>> start The records

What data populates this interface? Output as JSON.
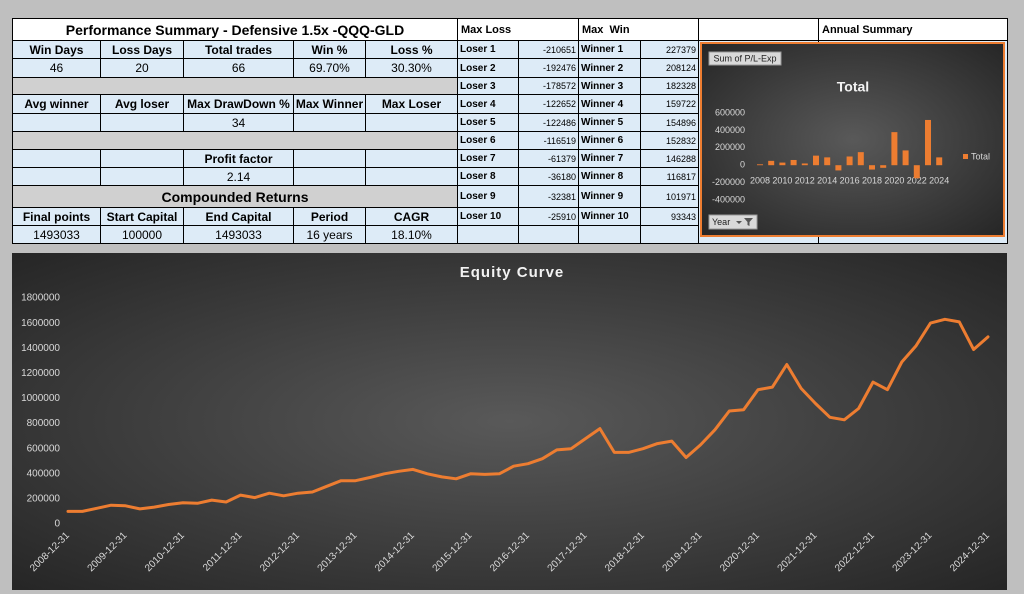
{
  "summary": {
    "title": "Performance Summary - Defensive 1.5x -QQQ-GLD",
    "win_loss": {
      "headers": [
        "Win Days",
        "Loss Days",
        "Total trades",
        "Win %",
        "Loss %"
      ],
      "values": [
        "46",
        "20",
        "66",
        "69.70%",
        "30.30%"
      ]
    },
    "stats": {
      "headers": [
        "Avg winner",
        "Avg loser",
        "Max DrawDown %",
        "Max Winner",
        "Max Loser"
      ],
      "max_drawdown": "34"
    },
    "profit_factor": {
      "label": "Profit factor",
      "value": "2.14"
    },
    "compounded": {
      "title": "Compounded Returns",
      "headers": [
        "Final points",
        "Start Capital",
        "End Capital",
        "Period",
        "CAGR"
      ],
      "values": [
        "1493033",
        "100000",
        "1493033",
        "16 years",
        "18.10%"
      ]
    }
  },
  "max_loss": {
    "header": "Max Loss",
    "rows": [
      {
        "label": "Loser 1",
        "value": -210651
      },
      {
        "label": "Loser 2",
        "value": -192476
      },
      {
        "label": "Loser 3",
        "value": -178572
      },
      {
        "label": "Loser 4",
        "value": -122652
      },
      {
        "label": "Loser 5",
        "value": -122486
      },
      {
        "label": "Loser 6",
        "value": -116519
      },
      {
        "label": "Loser 7",
        "value": -61379
      },
      {
        "label": "Loser 8",
        "value": -36180
      },
      {
        "label": "Loser 9",
        "value": -32381
      },
      {
        "label": "Loser 10",
        "value": -25910
      }
    ]
  },
  "max_win": {
    "header": "Max  Win",
    "rows": [
      {
        "label": "Winner 1",
        "value": 227379
      },
      {
        "label": "Winner 2",
        "value": 208124
      },
      {
        "label": "Winner 3",
        "value": 182328
      },
      {
        "label": "Winner 4",
        "value": 159722
      },
      {
        "label": "Winner 5",
        "value": 154896
      },
      {
        "label": "Winner 6",
        "value": 152832
      },
      {
        "label": "Winner 7",
        "value": 146288
      },
      {
        "label": "Winner 8",
        "value": 116817
      },
      {
        "label": "Winner 9",
        "value": 101971
      },
      {
        "label": "Winner 10",
        "value": 93343
      }
    ]
  },
  "annual_summary": {
    "header": "Annual Summary"
  },
  "chart_data": [
    {
      "type": "bar",
      "button": "Sum of P/L-Exp",
      "title": "Total",
      "filter": "Year",
      "categories": [
        "2008",
        null,
        "2010",
        null,
        "2012",
        null,
        "2014",
        null,
        "2016",
        null,
        "2018",
        null,
        "2020",
        null,
        "2022",
        null,
        "2024"
      ],
      "series": [
        {
          "name": "Total",
          "color": "#ed7d31",
          "values": [
            10000,
            50000,
            30000,
            60000,
            20000,
            110000,
            90000,
            -60000,
            100000,
            150000,
            -50000,
            -30000,
            380000,
            170000,
            -150000,
            520000,
            90000
          ]
        }
      ],
      "ylim": [
        -400000,
        600000
      ],
      "yticks": [
        -400000,
        -200000,
        0,
        200000,
        400000,
        600000
      ],
      "legend": "right"
    },
    {
      "type": "line",
      "title": "Equity Curve",
      "categories": [
        "2008-12-31",
        null,
        null,
        null,
        "2009-12-31",
        null,
        null,
        null,
        "2010-12-31",
        null,
        null,
        null,
        "2011-12-31",
        null,
        null,
        null,
        "2012-12-31",
        null,
        null,
        null,
        "2013-12-31",
        null,
        null,
        null,
        "2014-12-31",
        null,
        null,
        null,
        "2015-12-31",
        null,
        null,
        null,
        "2016-12-31",
        null,
        null,
        null,
        "2017-12-31",
        null,
        null,
        null,
        "2018-12-31",
        null,
        null,
        null,
        "2019-12-31",
        null,
        null,
        null,
        "2020-12-31",
        null,
        null,
        null,
        "2021-12-31",
        null,
        null,
        null,
        "2022-12-31",
        null,
        null,
        null,
        "2023-12-31",
        null,
        null,
        null,
        "2024-12-31"
      ],
      "series": [
        {
          "color": "#ed7d31",
          "values": [
            100000,
            100000,
            125000,
            150000,
            145000,
            120000,
            135000,
            155000,
            170000,
            165000,
            190000,
            175000,
            230000,
            210000,
            245000,
            225000,
            245000,
            255000,
            300000,
            345000,
            345000,
            370000,
            400000,
            420000,
            435000,
            400000,
            375000,
            360000,
            400000,
            395000,
            400000,
            460000,
            480000,
            520000,
            590000,
            600000,
            680000,
            760000,
            570000,
            570000,
            600000,
            640000,
            660000,
            530000,
            630000,
            750000,
            900000,
            910000,
            1070000,
            1090000,
            1270000,
            1080000,
            960000,
            850000,
            830000,
            920000,
            1130000,
            1070000,
            1290000,
            1420000,
            1600000,
            1630000,
            1610000,
            1390000,
            1490000
          ]
        }
      ],
      "ylim": [
        0,
        1800000
      ],
      "yticks": [
        0,
        200000,
        400000,
        600000,
        800000,
        1000000,
        1200000,
        1400000,
        1600000,
        1800000
      ]
    }
  ]
}
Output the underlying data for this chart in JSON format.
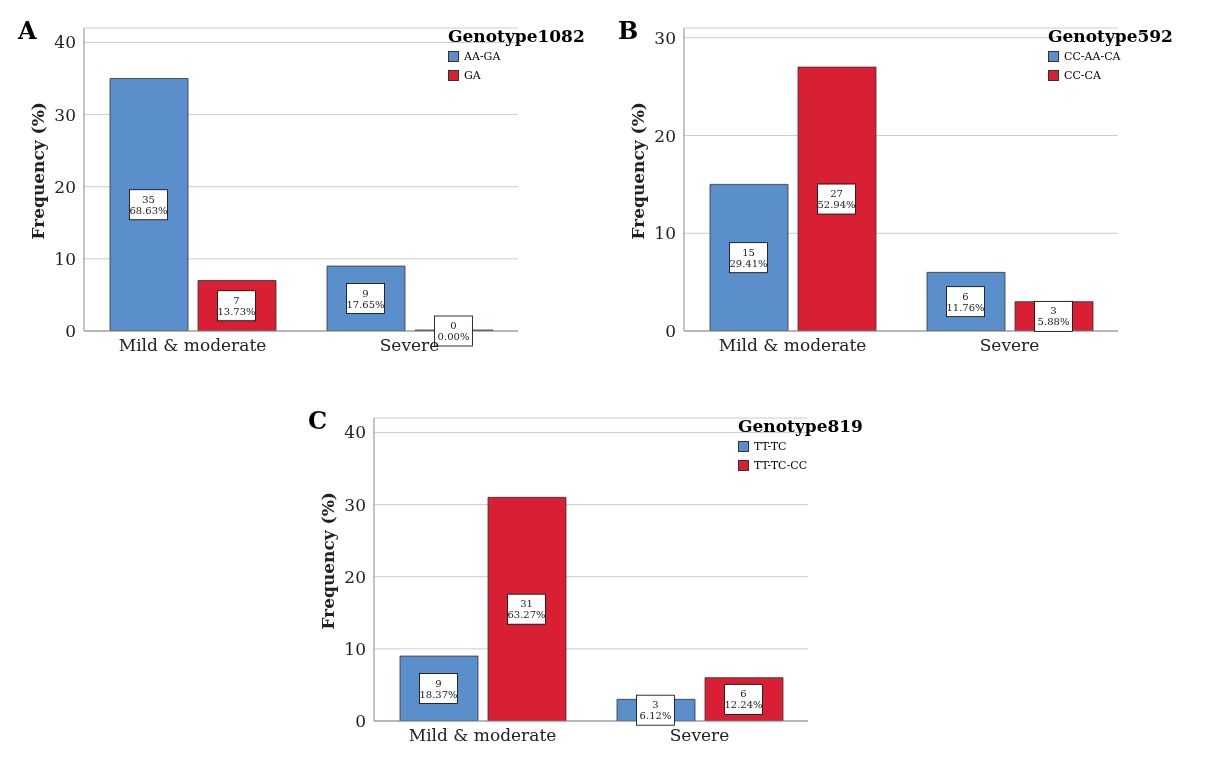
{
  "chart_data": [
    {
      "type": "bar",
      "title": "A",
      "ylabel": "Frequency (%)",
      "legend_title": "Genotype1082",
      "categories": [
        "Mild & moderate",
        "Severe"
      ],
      "ylim": [
        0,
        42
      ],
      "yticks": [
        0,
        10,
        20,
        30,
        40
      ],
      "grid": "y",
      "legend": "top right",
      "series": [
        {
          "name": "AA-GA",
          "color": "#5b8fcc",
          "values": [
            35,
            9
          ],
          "value_labels": [
            "35\n68.63%",
            "9\n17.65%"
          ]
        },
        {
          "name": "GA",
          "color": "#d81f33",
          "values": [
            7,
            0
          ],
          "value_labels": [
            "7\n13.73%",
            "0\n0.00%"
          ]
        }
      ]
    },
    {
      "type": "bar",
      "title": "B",
      "ylabel": "Frequency (%)",
      "legend_title": "Genotype592",
      "categories": [
        "Mild & moderate",
        "Severe"
      ],
      "ylim": [
        0,
        31
      ],
      "yticks": [
        0,
        10,
        20,
        30
      ],
      "grid": "y",
      "legend": "top right",
      "series": [
        {
          "name": "CC-AA-CA",
          "color": "#5b8fcc",
          "values": [
            15,
            6
          ],
          "value_labels": [
            "15\n29.41%",
            "6\n11.76%"
          ]
        },
        {
          "name": "CC-CA",
          "color": "#d81f33",
          "values": [
            27,
            3
          ],
          "value_labels": [
            "27\n52.94%",
            "3\n5.88%"
          ]
        }
      ]
    },
    {
      "type": "bar",
      "title": "C",
      "ylabel": "Frequency (%)",
      "legend_title": "Genotype819",
      "categories": [
        "Mild & moderate",
        "Severe"
      ],
      "ylim": [
        0,
        42
      ],
      "yticks": [
        0,
        10,
        20,
        30,
        40
      ],
      "grid": "y",
      "legend": "top right",
      "series": [
        {
          "name": "TT-TC",
          "color": "#5b8fcc",
          "values": [
            9,
            3
          ],
          "value_labels": [
            "9\n18.37%",
            "3\n6.12%"
          ]
        },
        {
          "name": "TT-TC-CC",
          "color": "#d81f33",
          "values": [
            31,
            6
          ],
          "value_labels": [
            "31\n63.27%",
            "6\n12.24%"
          ]
        }
      ]
    }
  ]
}
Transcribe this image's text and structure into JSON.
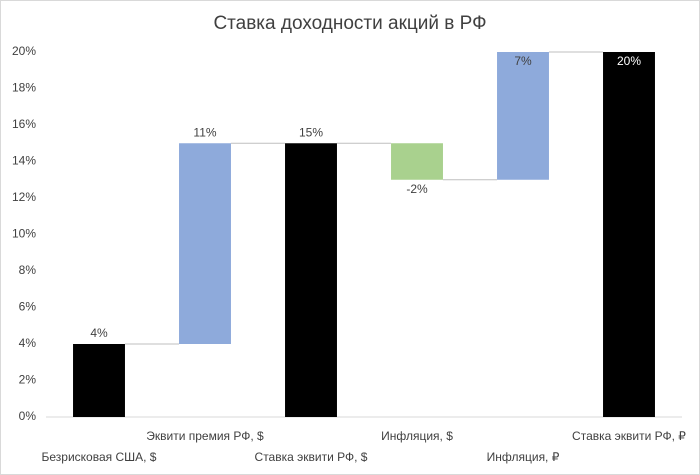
{
  "chart_data": {
    "type": "waterfall",
    "title": "Ставка доходности акций в РФ",
    "categories": [
      "Безрисковая США, $",
      "Эквити премия РФ, $",
      "Ставка эквити РФ, $",
      "Инфляция, $",
      "Инфляция, ₽",
      "Ставка эквити РФ, ₽"
    ],
    "values": [
      4,
      11,
      15,
      -2,
      7,
      20
    ],
    "value_labels": [
      "4%",
      "11%",
      "15%",
      "-2%",
      "7%",
      "20%"
    ],
    "measures": [
      "absolute",
      "relative",
      "total",
      "relative",
      "relative",
      "total"
    ],
    "colors": [
      "#000000",
      "#8eaadb",
      "#000000",
      "#a9d18e",
      "#8eaadb",
      "#000000"
    ],
    "ylim": [
      0,
      20
    ],
    "yticks": [
      {
        "value": 0,
        "label": "0%"
      },
      {
        "value": 2,
        "label": "2%"
      },
      {
        "value": 4,
        "label": "4%"
      },
      {
        "value": 6,
        "label": "6%"
      },
      {
        "value": 8,
        "label": "8%"
      },
      {
        "value": 10,
        "label": "10%"
      },
      {
        "value": 12,
        "label": "12%"
      },
      {
        "value": 14,
        "label": "14%"
      },
      {
        "value": 16,
        "label": "16%"
      },
      {
        "value": 18,
        "label": "18%"
      },
      {
        "value": 20,
        "label": "20%"
      }
    ],
    "grid": false
  }
}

>> end The records

Pull out all lines from the entries above in which the word "Output" appears.

What data populates this interface? Output as JSON.
Output the underlying data for this chart in JSON format.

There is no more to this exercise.